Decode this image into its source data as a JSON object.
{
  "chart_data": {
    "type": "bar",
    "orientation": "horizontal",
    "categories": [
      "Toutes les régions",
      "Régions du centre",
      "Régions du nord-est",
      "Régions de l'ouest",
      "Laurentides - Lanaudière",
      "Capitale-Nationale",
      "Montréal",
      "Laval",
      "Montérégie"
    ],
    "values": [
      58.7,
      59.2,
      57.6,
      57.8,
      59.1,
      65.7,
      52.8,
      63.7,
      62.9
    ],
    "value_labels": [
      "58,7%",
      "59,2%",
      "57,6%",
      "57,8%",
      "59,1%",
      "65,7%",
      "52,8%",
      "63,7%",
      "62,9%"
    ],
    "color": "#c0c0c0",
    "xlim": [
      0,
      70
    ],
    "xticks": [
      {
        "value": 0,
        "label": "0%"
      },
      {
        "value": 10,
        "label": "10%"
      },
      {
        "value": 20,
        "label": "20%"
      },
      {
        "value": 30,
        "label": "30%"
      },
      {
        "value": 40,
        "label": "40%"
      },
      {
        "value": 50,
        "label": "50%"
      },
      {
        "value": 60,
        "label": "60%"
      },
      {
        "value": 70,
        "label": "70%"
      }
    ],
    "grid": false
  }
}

# # #

▶ [Work to complete]: Transcribe every entry word for word.

▶ [Completed exercise]:
Decode this image into its source data as a JSON object.
{
  "chart_data": {
    "type": "bar",
    "orientation": "horizontal",
    "categories": [
      "Toutes les régions",
      "Régions du centre",
      "Régions du nord-est",
      "Régions de l'ouest",
      "Laurentides - Lanaudière",
      "Capitale-Nationale",
      "Montréal",
      "Laval",
      "Montérégie"
    ],
    "values": [
      58.7,
      59.2,
      57.6,
      57.8,
      59.1,
      65.7,
      52.8,
      63.7,
      62.9
    ],
    "value_labels": [
      "58,7%",
      "59,2%",
      "57,6%",
      "57,8%",
      "59,1%",
      "65,7%",
      "52,8%",
      "63,7%",
      "62,9%"
    ],
    "color": "#c0c0c0",
    "xlim": [
      0,
      70
    ],
    "xticks": [
      {
        "value": 0,
        "label": "0%"
      },
      {
        "value": 10,
        "label": "10%"
      },
      {
        "value": 20,
        "label": "20%"
      },
      {
        "value": 30,
        "label": "30%"
      },
      {
        "value": 40,
        "label": "40%"
      },
      {
        "value": 50,
        "label": "50%"
      },
      {
        "value": 60,
        "label": "60%"
      },
      {
        "value": 70,
        "label": "70%"
      }
    ],
    "grid": false
  }
}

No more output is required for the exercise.